Job: In the material below, repeat only the lines from the one that holds "Convert this document image to plain text." through the final line, exactly as they stand.

---

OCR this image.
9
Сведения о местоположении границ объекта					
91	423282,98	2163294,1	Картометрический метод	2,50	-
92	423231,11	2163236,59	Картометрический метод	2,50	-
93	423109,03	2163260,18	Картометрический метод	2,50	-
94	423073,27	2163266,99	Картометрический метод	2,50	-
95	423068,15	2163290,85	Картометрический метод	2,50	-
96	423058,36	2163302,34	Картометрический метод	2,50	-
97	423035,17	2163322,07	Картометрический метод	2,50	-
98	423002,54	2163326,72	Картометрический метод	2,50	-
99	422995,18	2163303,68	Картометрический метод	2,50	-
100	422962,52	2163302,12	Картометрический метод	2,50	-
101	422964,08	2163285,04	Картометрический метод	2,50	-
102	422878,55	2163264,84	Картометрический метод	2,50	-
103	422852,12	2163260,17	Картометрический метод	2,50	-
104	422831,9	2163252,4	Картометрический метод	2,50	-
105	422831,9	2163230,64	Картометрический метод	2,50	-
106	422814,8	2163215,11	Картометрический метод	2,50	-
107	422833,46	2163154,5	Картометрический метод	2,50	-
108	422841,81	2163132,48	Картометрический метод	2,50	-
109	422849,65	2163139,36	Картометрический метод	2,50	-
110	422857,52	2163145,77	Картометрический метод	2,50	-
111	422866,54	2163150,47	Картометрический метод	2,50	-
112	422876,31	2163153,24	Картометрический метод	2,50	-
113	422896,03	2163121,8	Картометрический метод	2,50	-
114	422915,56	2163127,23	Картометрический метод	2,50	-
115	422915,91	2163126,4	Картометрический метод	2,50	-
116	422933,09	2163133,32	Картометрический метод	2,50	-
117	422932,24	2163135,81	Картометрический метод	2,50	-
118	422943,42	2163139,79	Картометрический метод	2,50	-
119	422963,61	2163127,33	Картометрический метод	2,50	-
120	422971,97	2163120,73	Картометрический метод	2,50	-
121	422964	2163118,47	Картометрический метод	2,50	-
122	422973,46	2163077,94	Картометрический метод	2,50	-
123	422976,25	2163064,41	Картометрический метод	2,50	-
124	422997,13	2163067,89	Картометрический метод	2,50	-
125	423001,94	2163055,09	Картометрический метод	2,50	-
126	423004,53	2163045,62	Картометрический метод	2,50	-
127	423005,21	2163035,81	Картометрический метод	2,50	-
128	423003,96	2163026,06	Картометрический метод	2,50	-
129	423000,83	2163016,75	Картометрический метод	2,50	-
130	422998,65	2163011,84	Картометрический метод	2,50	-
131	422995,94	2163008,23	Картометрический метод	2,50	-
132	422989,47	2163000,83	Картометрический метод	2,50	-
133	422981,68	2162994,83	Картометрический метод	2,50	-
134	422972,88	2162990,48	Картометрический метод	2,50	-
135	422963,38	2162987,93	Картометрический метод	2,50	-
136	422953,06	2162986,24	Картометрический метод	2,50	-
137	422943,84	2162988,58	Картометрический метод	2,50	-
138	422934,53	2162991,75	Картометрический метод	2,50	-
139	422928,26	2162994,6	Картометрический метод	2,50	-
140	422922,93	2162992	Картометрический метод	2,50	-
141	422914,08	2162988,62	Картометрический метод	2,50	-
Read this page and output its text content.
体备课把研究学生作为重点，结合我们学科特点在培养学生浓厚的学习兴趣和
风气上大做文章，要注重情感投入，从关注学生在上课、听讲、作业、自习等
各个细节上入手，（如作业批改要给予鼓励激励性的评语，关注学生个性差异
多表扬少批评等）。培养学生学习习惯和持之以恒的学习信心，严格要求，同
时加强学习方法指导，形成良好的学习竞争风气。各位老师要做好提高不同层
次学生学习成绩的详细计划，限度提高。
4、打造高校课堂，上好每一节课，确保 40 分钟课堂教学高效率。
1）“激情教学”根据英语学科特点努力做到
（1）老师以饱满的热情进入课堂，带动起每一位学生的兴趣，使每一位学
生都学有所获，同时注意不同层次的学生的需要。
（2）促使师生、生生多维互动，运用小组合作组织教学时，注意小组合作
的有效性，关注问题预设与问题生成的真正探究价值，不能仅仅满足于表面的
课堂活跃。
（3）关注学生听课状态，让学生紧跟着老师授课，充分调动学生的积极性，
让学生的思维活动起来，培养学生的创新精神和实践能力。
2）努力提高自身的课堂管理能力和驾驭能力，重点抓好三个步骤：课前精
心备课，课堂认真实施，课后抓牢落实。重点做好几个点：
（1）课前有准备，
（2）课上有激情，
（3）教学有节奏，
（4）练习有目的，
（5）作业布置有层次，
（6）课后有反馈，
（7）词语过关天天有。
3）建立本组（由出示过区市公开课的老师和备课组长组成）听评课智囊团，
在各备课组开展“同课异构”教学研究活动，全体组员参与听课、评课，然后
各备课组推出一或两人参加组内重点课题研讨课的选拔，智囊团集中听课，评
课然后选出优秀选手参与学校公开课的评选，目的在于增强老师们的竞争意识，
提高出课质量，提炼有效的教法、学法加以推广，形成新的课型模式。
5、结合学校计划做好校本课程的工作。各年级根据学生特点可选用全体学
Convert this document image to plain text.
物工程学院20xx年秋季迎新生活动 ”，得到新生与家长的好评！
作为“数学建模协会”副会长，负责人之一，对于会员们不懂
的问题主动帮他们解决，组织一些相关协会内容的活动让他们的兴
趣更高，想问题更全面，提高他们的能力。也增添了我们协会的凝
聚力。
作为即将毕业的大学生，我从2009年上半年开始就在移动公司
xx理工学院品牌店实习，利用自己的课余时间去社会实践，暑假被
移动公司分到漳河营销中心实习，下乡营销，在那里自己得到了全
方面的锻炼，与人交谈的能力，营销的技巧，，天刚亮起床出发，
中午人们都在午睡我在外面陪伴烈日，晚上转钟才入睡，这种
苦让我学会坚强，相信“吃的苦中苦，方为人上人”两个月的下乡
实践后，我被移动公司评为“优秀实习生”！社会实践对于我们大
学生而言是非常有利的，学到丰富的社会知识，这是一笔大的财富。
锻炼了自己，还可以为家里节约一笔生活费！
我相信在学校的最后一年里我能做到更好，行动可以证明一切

---

Finished exercise:
Convert this document image to plain text.
物工程学院20xx年秋季迎新生活动 ”，得到新生与家长的好评！
作为“数学建模协会”副会长，负责人之一，对于会员们不懂
的问题主动帮他们解决，组织一些相关协会内容的活动让他们的兴
趣更高，想问题更全面，提高他们的能力。也增添了我们协会的凝
聚力。
作为即将毕业的大学生，我从2009年上半年开始就在移动公司
xx理工学院品牌店实习，利用自己的课余时间去社会实践，暑假被
移动公司分到漳河营销中心实习，下乡营销，在那里自己得到了全
方面的锻炼，与人交谈的能力，营销的技巧，，天刚亮起床出发，
中午人们都在午睡我在外面陪伴烈日，晚上转钟才入睡，这种
苦让我学会坚强，相信“吃的苦中苦，方为人上人”两个月的下乡
实践后，我被移动公司评为“优秀实习生”！社会实践对于我们大
学生而言是非常有利的，学到丰富的社会知识，这是一笔大的财富。
锻炼了自己，还可以为家里节约一笔生活费！
我相信在学校的最后一年里我能做到更好，行动可以证明一切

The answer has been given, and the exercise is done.